--- begin ---
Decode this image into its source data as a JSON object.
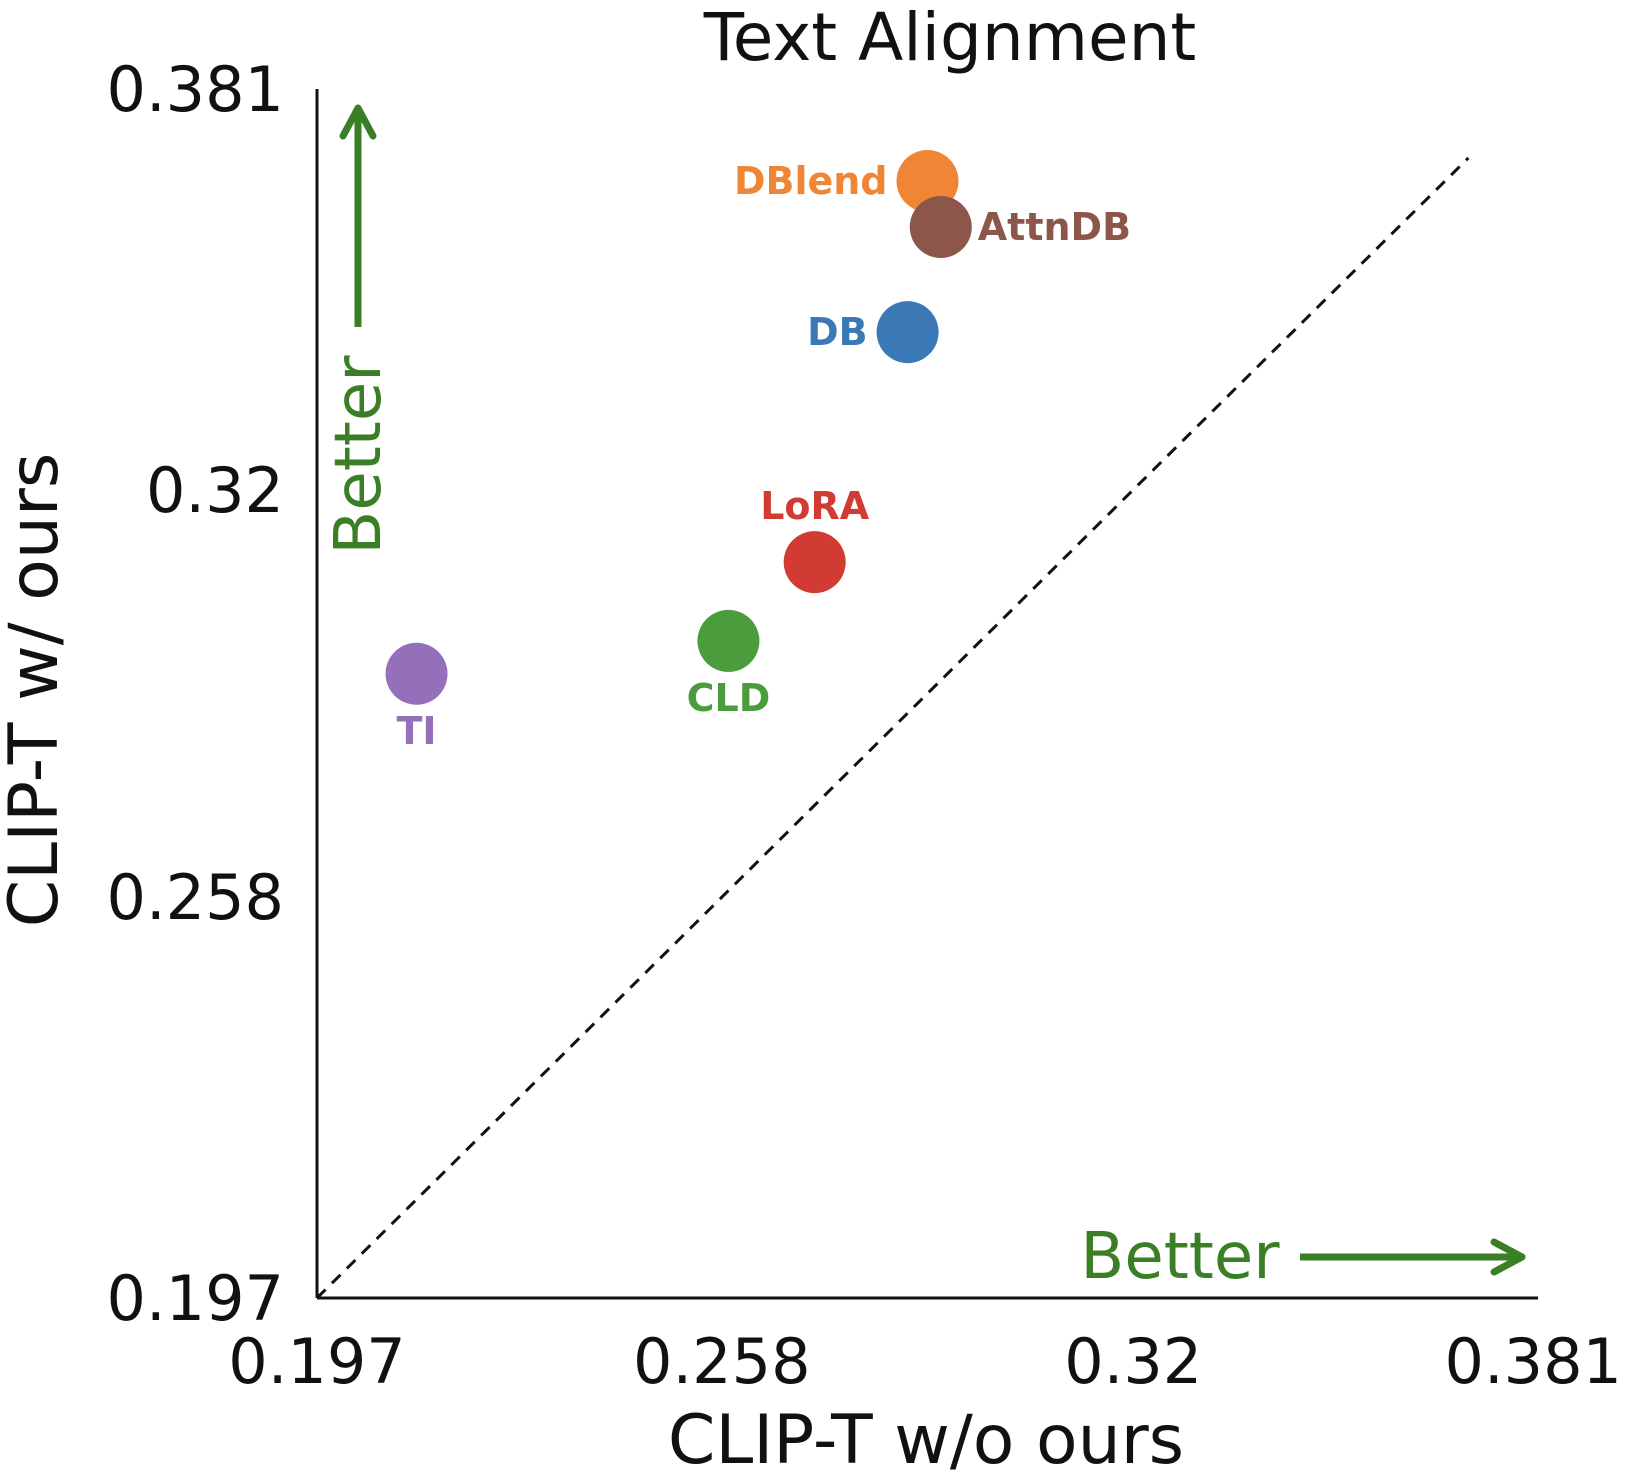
{
  "chart_data": {
    "type": "scatter",
    "title": "Text Alignment",
    "xlabel": "CLIP-T w/o ours",
    "ylabel": "CLIP-T w/ ours",
    "xlim": [
      0.197,
      0.381
    ],
    "ylim": [
      0.197,
      0.381
    ],
    "xticks": [
      "0.197",
      "0.258",
      "0.32",
      "0.381"
    ],
    "yticks": [
      "0.197",
      "0.258",
      "0.32",
      "0.381"
    ],
    "grid": false,
    "reference_line": "y = x (dashed)",
    "better_label": "Better",
    "better_color": "#3a7f26",
    "points": [
      {
        "label": "DBlend",
        "x": 0.289,
        "y": 0.367,
        "color": "#f08536"
      },
      {
        "label": "AttnDB",
        "x": 0.291,
        "y": 0.36,
        "color": "#8c564b"
      },
      {
        "label": "DB",
        "x": 0.286,
        "y": 0.344,
        "color": "#3a78b6"
      },
      {
        "label": "LoRA",
        "x": 0.272,
        "y": 0.309,
        "color": "#d23a34"
      },
      {
        "label": "CLD",
        "x": 0.259,
        "y": 0.297,
        "color": "#4b9c3d"
      },
      {
        "label": "TI",
        "x": 0.212,
        "y": 0.292,
        "color": "#9470bb"
      }
    ]
  }
}
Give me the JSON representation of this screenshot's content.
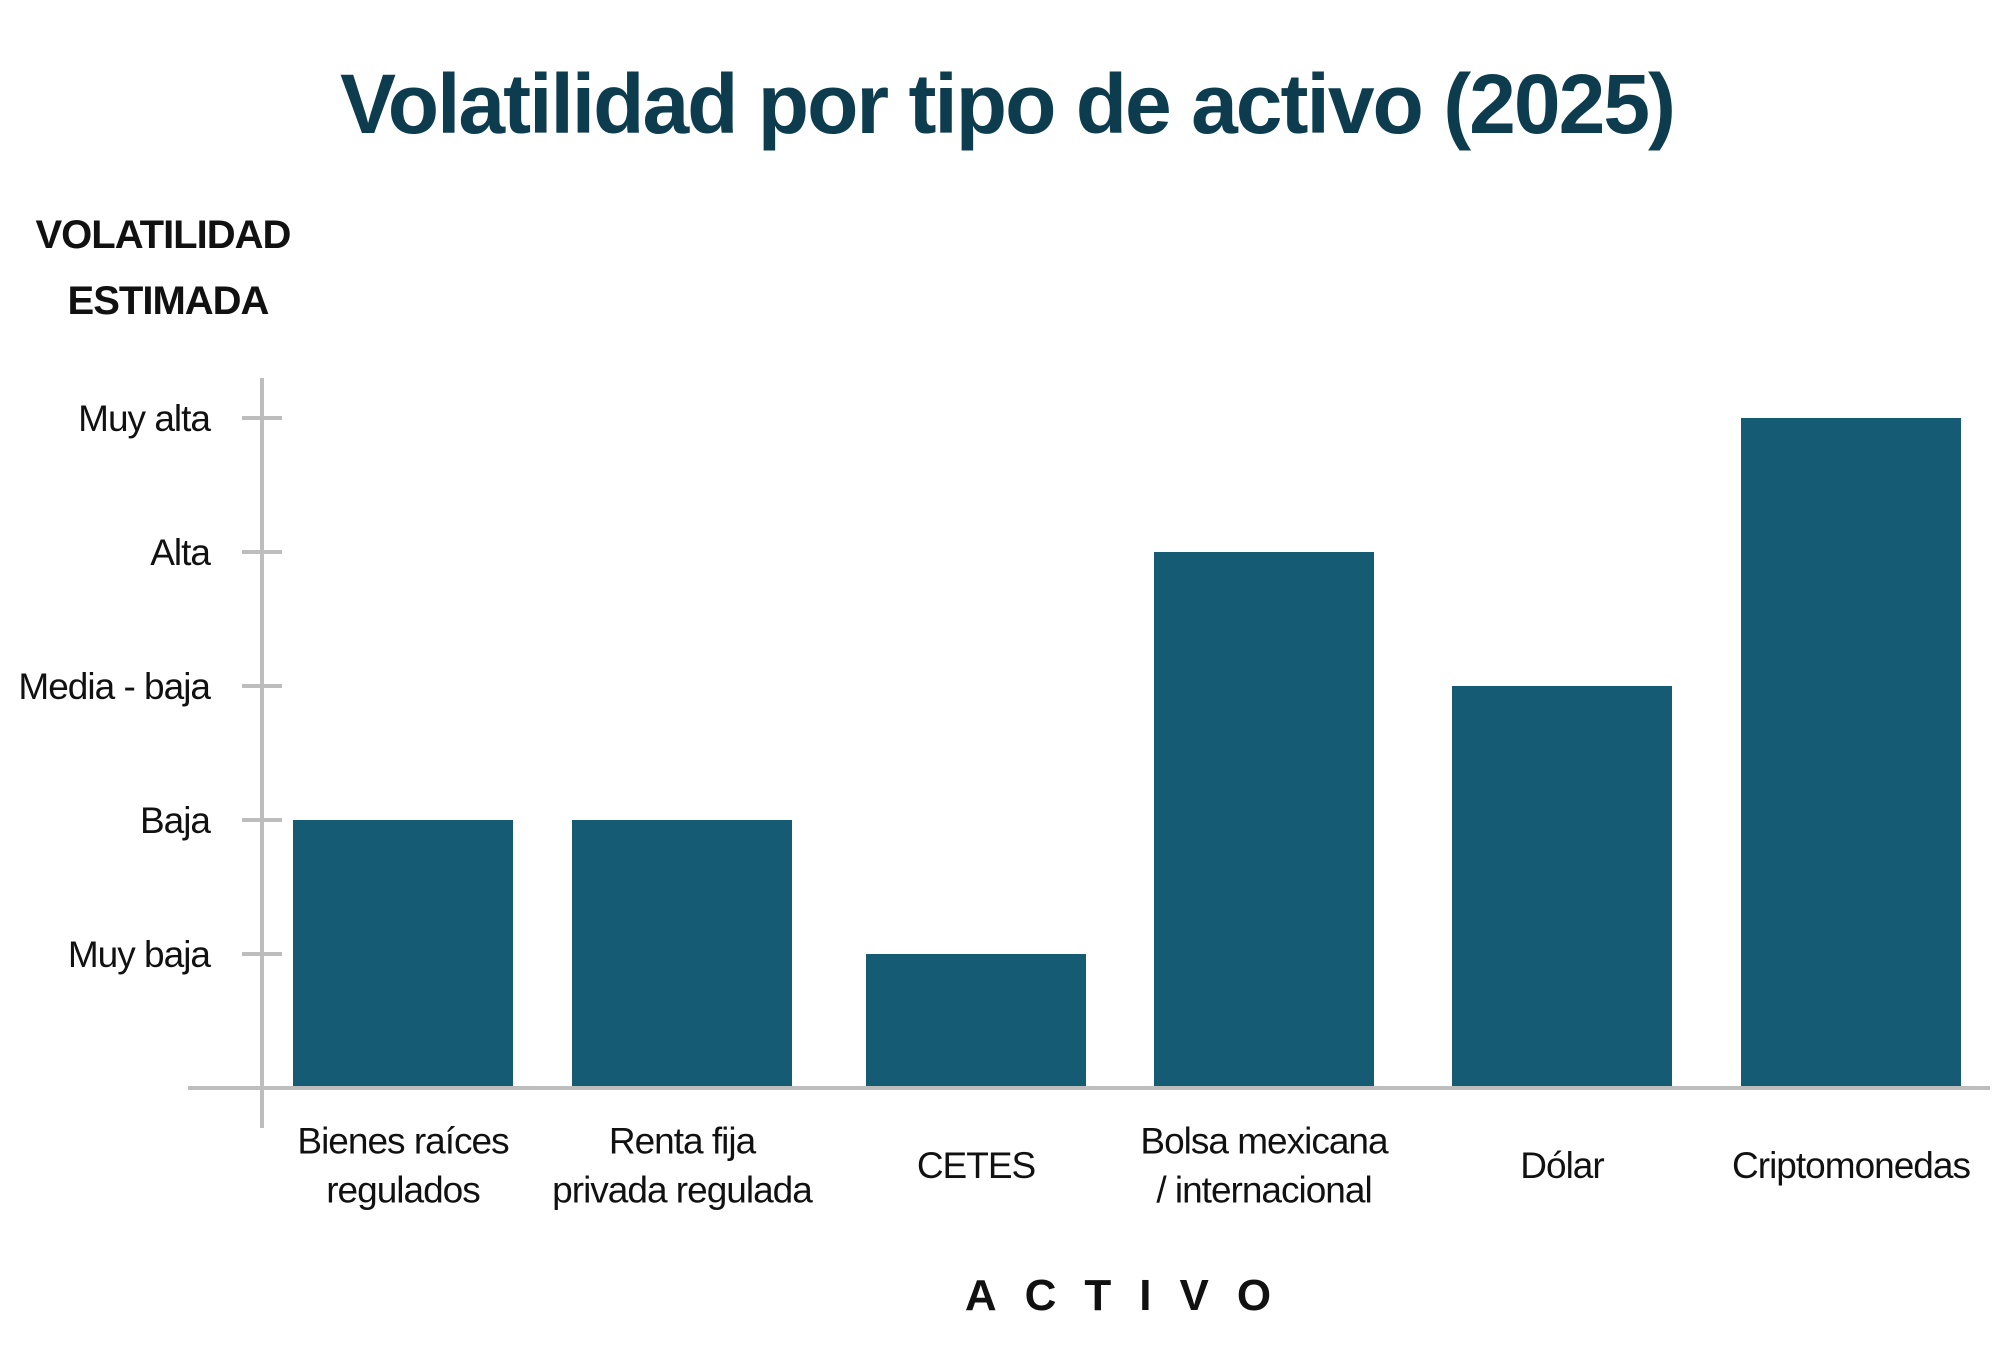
{
  "chart_data": {
    "type": "bar",
    "title": "Volatilidad por tipo de activo (2025)",
    "ylabel": [
      "VOLATILIDAD",
      "ESTIMADA"
    ],
    "xlabel": "ACTIVO",
    "y_levels": [
      "Muy baja",
      "Baja",
      "Media - baja",
      "Alta",
      "Muy alta"
    ],
    "ylim": [
      0,
      5.6
    ],
    "categories": [
      [
        "Bienes raíces",
        "regulados"
      ],
      [
        "Renta fija",
        "privada regulada"
      ],
      [
        "CETES"
      ],
      [
        "Bolsa mexicana",
        "/ internacional"
      ],
      [
        "Dólar"
      ],
      [
        "Criptomonedas"
      ]
    ],
    "values": [
      2,
      2,
      1,
      4,
      3,
      5
    ],
    "grid": false,
    "legend": "none",
    "colors": {
      "bar": "#155b73",
      "title": "#0d3c4f",
      "axis": "#bdbdbd",
      "text": "#111111"
    }
  }
}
--- end ---
_EXERCISE TASK_. From the line containing "Give me the" down to the final line of the listing above, write out only those lines exactly as they are, minus the pictures.

_RESPONSE TO THE EXERCISE_.
Give me the JSON representation of this screenshot's content.
{
  "chart_data": {
    "type": "bar",
    "title": "Volatilidad por tipo de activo (2025)",
    "ylabel": [
      "VOLATILIDAD",
      "ESTIMADA"
    ],
    "xlabel": "ACTIVO",
    "y_levels": [
      "Muy baja",
      "Baja",
      "Media - baja",
      "Alta",
      "Muy alta"
    ],
    "ylim": [
      0,
      5.6
    ],
    "categories": [
      [
        "Bienes raíces",
        "regulados"
      ],
      [
        "Renta fija",
        "privada regulada"
      ],
      [
        "CETES"
      ],
      [
        "Bolsa mexicana",
        "/ internacional"
      ],
      [
        "Dólar"
      ],
      [
        "Criptomonedas"
      ]
    ],
    "values": [
      2,
      2,
      1,
      4,
      3,
      5
    ],
    "grid": false,
    "legend": "none",
    "colors": {
      "bar": "#155b73",
      "title": "#0d3c4f",
      "axis": "#bdbdbd",
      "text": "#111111"
    }
  }
}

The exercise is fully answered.